- Given entries:
● ● ●

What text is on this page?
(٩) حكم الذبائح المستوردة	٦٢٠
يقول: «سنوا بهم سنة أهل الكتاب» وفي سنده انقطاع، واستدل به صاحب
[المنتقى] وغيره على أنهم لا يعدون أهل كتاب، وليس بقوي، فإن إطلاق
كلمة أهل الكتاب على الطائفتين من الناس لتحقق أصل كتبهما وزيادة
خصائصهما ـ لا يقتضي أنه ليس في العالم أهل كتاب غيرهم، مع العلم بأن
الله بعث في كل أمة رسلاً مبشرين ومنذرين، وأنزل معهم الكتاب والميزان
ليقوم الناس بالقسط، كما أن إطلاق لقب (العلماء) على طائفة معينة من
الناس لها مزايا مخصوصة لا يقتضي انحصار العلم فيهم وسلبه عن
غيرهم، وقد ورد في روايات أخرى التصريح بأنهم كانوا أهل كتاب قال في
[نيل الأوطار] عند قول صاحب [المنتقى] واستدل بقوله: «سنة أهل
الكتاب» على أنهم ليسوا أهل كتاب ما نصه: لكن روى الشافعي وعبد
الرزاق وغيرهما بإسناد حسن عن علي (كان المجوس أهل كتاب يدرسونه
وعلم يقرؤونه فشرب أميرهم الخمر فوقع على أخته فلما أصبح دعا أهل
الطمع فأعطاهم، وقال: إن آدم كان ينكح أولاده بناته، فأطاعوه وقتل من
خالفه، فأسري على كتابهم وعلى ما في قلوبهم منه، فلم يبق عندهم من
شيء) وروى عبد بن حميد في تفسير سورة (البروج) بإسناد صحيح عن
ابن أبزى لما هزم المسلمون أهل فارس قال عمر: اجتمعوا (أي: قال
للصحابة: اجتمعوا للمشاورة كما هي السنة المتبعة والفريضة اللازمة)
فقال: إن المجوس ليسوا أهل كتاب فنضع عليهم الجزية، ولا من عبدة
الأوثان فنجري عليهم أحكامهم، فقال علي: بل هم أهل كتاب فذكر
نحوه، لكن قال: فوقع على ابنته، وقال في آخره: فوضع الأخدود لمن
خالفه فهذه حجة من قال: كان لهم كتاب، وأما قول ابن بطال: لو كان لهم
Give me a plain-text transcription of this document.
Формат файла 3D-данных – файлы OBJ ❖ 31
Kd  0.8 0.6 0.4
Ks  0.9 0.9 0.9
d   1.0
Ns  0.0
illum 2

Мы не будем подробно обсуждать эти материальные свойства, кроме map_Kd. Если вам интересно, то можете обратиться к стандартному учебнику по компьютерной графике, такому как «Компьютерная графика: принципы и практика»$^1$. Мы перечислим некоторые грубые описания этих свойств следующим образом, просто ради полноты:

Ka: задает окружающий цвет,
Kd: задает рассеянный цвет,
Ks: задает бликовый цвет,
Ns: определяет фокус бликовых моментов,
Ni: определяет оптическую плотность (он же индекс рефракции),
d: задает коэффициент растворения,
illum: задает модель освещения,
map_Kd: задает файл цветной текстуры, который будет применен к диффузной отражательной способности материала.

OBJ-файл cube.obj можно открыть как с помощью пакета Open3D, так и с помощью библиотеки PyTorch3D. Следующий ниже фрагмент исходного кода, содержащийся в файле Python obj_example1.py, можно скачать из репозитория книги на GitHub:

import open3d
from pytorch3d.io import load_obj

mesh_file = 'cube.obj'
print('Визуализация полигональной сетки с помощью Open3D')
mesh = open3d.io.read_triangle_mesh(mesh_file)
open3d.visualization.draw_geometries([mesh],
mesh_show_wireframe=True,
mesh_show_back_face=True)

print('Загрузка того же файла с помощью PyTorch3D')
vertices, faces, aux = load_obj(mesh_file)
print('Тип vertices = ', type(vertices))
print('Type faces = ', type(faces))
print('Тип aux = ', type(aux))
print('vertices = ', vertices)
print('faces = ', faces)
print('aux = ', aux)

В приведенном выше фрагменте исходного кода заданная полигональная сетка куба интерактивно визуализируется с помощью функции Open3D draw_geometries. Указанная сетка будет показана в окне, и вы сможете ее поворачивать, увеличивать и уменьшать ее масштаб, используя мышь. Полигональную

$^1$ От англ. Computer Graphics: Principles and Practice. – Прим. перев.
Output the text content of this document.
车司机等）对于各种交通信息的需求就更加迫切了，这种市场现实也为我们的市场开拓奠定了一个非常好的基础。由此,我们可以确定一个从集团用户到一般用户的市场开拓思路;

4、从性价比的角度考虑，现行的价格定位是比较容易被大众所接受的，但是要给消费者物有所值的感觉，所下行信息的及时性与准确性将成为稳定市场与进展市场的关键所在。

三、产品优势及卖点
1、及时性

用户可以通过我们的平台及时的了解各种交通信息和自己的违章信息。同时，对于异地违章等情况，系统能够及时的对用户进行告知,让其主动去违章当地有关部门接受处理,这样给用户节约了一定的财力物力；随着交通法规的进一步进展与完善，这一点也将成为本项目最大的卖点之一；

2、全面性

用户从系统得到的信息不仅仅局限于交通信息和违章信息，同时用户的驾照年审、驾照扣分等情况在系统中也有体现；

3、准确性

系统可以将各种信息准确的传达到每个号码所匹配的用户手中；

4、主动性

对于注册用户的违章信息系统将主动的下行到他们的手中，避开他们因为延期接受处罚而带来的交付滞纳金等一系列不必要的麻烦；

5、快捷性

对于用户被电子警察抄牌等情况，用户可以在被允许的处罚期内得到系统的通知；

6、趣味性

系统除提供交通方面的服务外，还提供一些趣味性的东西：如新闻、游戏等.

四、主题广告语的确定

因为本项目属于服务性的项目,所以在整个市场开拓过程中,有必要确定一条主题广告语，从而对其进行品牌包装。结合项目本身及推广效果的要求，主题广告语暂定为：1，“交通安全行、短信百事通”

● ● ●

- Goal:
From the first line to the last, retype the data exactly.

- Result below:
What text is on this page?
(٩) حكم الذبائح المستوردة	٦٢٠
يقول: «سنوا بهم سنة أهل الكتاب» وفي سنده انقطاع، واستدل به صاحب
[المنتقى] وغيره على أنهم لا يعدون أهل كتاب، وليس بقوي، فإن إطلاق
كلمة أهل الكتاب على الطائفتين من الناس لتحقق أصل كتبهما وزيادة
خصائصهما ـ لا يقتضي أنه ليس في العالم أهل كتاب غيرهم، مع العلم بأن
الله بعث في كل أمة رسلاً مبشرين ومنذرين، وأنزل معهم الكتاب والميزان
ليقوم الناس بالقسط، كما أن إطلاق لقب (العلماء) على طائفة معينة من
الناس لها مزايا مخصوصة لا يقتضي انحصار العلم فيهم وسلبه عن
غيرهم، وقد ورد في روايات أخرى التصريح بأنهم كانوا أهل كتاب قال في
[نيل الأوطار] عند قول صاحب [المنتقى] واستدل بقوله: «سنة أهل
الكتاب» على أنهم ليسوا أهل كتاب ما نصه: لكن روى الشافعي وعبد
الرزاق وغيرهما بإسناد حسن عن علي (كان المجوس أهل كتاب يدرسونه
وعلم يقرؤونه فشرب أميرهم الخمر فوقع على أخته فلما أصبح دعا أهل
الطمع فأعطاهم، وقال: إن آدم كان ينكح أولاده بناته، فأطاعوه وقتل من
خالفه، فأسري على كتابهم وعلى ما في قلوبهم منه، فلم يبق عندهم من
شيء) وروى عبد بن حميد في تفسير سورة (البروج) بإسناد صحيح عن
ابن أبزى لما هزم المسلمون أهل فارس قال عمر: اجتمعوا (أي: قال
للصحابة: اجتمعوا للمشاورة كما هي السنة المتبعة والفريضة اللازمة)
فقال: إن المجوس ليسوا أهل كتاب فنضع عليهم الجزية، ولا من عبدة
الأوثان فنجري عليهم أحكامهم، فقال علي: بل هم أهل كتاب فذكر
نحوه، لكن قال: فوقع على ابنته، وقال في آخره: فوضع الأخدود لمن
خالفه فهذه حجة من قال: كان لهم كتاب، وأما قول ابن بطال: لو كان لهم
Give me a plain-text transcription of this document.
Формат файла 3D-данных – файлы OBJ ❖ 31
Kd  0.8 0.6 0.4
Ks  0.9 0.9 0.9
d   1.0
Ns  0.0
illum 2

Мы не будем подробно обсуждать эти материальные свойства, кроме map_Kd. Если вам интересно, то можете обратиться к стандартному учебнику по компьютерной графике, такому как «Компьютерная графика: принципы и практика»$^1$. Мы перечислим некоторые грубые описания этих свойств следующим образом, просто ради полноты:

Ka: задает окружающий цвет,
Kd: задает рассеянный цвет,
Ks: задает бликовый цвет,
Ns: определяет фокус бликовых моментов,
Ni: определяет оптическую плотность (он же индекс рефракции),
d: задает коэффициент растворения,
illum: задает модель освещения,
map_Kd: задает файл цветной текстуры, который будет применен к диффузной отражательной способности материала.

OBJ-файл cube.obj можно открыть как с помощью пакета Open3D, так и с помощью библиотеки PyTorch3D. Следующий ниже фрагмент исходного кода, содержащийся в файле Python obj_example1.py, можно скачать из репозитория книги на GitHub:

import open3d
from pytorch3d.io import load_obj

mesh_file = 'cube.obj'
print('Визуализация полигональной сетки с помощью Open3D')
mesh = open3d.io.read_triangle_mesh(mesh_file)
open3d.visualization.draw_geometries([mesh],
mesh_show_wireframe=True,
mesh_show_back_face=True)

print('Загрузка того же файла с помощью PyTorch3D')
vertices, faces, aux = load_obj(mesh_file)
print('Тип vertices = ', type(vertices))
print('Type faces = ', type(faces))
print('Тип aux = ', type(aux))
print('vertices = ', vertices)
print('faces = ', faces)
print('aux = ', aux)

В приведенном выше фрагменте исходного кода заданная полигональная сетка куба интерактивно визуализируется с помощью функции Open3D draw_geometries. Указанная сетка будет показана в окне, и вы сможете ее поворачивать, увеличивать и уменьшать ее масштаб, используя мышь. Полигональную

$^1$ От англ. Computer Graphics: Principles and Practice. – Прим. перев.
Output the text content of this document.
车司机等）对于各种交通信息的需求就更加迫切了，这种市场现实也为我们的市场开拓奠定了一个非常好的基础。由此,我们可以确定一个从集团用户到一般用户的市场开拓思路;

4、从性价比的角度考虑，现行的价格定位是比较容易被大众所接受的，但是要给消费者物有所值的感觉，所下行信息的及时性与准确性将成为稳定市场与进展市场的关键所在。

三、产品优势及卖点
1、及时性

用户可以通过我们的平台及时的了解各种交通信息和自己的违章信息。同时，对于异地违章等情况，系统能够及时的对用户进行告知,让其主动去违章当地有关部门接受处理,这样给用户节约了一定的财力物力；随着交通法规的进一步进展与完善，这一点也将成为本项目最大的卖点之一；

2、全面性

用户从系统得到的信息不仅仅局限于交通信息和违章信息，同时用户的驾照年审、驾照扣分等情况在系统中也有体现；

3、准确性

系统可以将各种信息准确的传达到每个号码所匹配的用户手中；

4、主动性

对于注册用户的违章信息系统将主动的下行到他们的手中，避开他们因为延期接受处罚而带来的交付滞纳金等一系列不必要的麻烦；

5、快捷性

对于用户被电子警察抄牌等情况，用户可以在被允许的处罚期内得到系统的通知；

6、趣味性

系统除提供交通方面的服务外，还提供一些趣味性的东西：如新闻、游戏等.

四、主题广告语的确定

因为本项目属于服务性的项目,所以在整个市场开拓过程中,有必要确定一条主题广告语，从而对其进行品牌包装。结合项目本身及推广效果的要求，主题广告语暂定为：1，“交通安全行、短信百事通”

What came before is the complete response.